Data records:

= = = = = = =

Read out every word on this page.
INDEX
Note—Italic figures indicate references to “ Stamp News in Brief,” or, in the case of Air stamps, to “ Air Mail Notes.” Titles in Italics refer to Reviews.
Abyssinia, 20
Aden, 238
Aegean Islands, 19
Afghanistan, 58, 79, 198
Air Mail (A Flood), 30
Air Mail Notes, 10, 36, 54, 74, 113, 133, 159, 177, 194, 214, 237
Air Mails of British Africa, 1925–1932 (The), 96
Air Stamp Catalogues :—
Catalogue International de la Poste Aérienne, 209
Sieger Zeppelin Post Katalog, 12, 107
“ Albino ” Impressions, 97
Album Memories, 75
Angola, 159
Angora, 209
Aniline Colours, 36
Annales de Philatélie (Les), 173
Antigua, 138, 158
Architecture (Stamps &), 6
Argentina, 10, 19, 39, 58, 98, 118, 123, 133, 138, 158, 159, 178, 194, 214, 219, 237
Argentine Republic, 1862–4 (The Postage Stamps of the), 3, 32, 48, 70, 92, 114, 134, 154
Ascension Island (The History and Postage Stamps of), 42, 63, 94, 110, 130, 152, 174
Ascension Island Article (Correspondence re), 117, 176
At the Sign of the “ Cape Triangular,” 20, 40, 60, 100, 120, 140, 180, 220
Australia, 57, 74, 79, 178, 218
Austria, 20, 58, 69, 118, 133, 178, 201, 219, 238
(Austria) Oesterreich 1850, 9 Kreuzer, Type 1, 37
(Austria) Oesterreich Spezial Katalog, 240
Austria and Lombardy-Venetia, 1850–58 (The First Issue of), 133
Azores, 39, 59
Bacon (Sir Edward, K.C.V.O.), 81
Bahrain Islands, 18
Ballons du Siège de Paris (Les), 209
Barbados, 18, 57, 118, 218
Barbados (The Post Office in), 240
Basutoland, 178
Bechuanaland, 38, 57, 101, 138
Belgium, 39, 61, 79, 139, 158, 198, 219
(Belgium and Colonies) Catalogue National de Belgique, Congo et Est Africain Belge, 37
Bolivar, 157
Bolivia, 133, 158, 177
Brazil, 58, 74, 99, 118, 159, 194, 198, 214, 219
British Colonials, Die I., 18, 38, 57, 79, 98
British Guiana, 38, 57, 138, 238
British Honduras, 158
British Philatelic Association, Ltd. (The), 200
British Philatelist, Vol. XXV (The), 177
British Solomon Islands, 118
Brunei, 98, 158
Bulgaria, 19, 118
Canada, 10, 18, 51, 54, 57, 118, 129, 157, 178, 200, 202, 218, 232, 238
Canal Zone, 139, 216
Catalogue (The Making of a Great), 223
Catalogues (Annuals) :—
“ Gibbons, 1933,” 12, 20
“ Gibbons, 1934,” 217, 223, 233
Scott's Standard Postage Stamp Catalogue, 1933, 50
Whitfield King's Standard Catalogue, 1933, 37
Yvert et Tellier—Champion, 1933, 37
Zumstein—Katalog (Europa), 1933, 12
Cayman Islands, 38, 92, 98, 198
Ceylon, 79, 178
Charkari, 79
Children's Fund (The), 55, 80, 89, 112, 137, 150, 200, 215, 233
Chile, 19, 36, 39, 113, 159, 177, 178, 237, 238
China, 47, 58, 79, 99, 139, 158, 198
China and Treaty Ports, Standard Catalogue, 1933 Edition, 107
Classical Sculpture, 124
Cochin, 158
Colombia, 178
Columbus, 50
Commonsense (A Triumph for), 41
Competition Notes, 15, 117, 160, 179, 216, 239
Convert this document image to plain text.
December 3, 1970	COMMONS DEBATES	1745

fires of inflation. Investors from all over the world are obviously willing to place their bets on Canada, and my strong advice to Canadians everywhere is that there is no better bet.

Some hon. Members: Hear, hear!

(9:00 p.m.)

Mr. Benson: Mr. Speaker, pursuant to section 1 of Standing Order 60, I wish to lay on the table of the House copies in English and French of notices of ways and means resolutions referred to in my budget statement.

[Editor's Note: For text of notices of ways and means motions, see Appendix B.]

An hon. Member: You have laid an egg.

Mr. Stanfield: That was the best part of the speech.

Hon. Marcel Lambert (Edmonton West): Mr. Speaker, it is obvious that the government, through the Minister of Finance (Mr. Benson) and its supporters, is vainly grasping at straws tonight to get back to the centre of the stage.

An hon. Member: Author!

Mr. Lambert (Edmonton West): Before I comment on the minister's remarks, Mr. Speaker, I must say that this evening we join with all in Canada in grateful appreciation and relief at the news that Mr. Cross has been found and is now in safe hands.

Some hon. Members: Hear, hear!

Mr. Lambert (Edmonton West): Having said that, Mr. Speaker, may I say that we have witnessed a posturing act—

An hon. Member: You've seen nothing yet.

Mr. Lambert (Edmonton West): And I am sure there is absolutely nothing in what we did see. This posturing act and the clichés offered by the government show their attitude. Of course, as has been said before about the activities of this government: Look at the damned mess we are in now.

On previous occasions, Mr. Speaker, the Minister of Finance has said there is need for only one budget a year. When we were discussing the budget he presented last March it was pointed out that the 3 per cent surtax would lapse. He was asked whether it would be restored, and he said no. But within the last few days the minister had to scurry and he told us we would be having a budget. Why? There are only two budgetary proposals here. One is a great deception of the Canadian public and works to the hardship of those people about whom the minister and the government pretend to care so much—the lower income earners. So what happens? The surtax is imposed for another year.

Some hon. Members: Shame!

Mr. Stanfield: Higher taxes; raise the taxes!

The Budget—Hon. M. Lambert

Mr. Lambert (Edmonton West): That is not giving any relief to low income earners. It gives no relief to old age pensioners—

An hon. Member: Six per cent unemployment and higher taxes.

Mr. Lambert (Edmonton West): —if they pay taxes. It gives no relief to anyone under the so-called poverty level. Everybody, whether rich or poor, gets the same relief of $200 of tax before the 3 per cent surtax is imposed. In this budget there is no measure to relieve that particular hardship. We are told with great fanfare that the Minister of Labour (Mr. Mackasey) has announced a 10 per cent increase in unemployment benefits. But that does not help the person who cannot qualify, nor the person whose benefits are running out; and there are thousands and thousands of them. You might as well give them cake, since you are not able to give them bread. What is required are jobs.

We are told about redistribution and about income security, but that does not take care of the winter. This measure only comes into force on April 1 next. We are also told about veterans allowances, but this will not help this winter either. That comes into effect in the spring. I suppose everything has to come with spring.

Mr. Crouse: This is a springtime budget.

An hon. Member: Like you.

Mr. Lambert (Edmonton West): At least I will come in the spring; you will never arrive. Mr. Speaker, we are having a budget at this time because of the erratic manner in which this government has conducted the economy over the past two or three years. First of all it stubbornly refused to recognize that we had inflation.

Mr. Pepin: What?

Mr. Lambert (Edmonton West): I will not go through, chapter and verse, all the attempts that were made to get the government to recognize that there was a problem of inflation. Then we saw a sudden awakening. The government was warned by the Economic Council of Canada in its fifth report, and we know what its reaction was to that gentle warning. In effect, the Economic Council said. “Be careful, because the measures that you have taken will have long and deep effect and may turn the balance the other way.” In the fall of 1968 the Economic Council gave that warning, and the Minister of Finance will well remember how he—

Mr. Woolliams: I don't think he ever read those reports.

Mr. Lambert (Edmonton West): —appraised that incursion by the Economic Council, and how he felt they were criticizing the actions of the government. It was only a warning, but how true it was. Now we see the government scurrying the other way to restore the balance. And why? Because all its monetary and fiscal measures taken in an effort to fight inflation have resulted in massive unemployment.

= = = = = = =

Prompt: Scan the material above and determine how many lines include the word "First"; report only the number.

Expected output: 2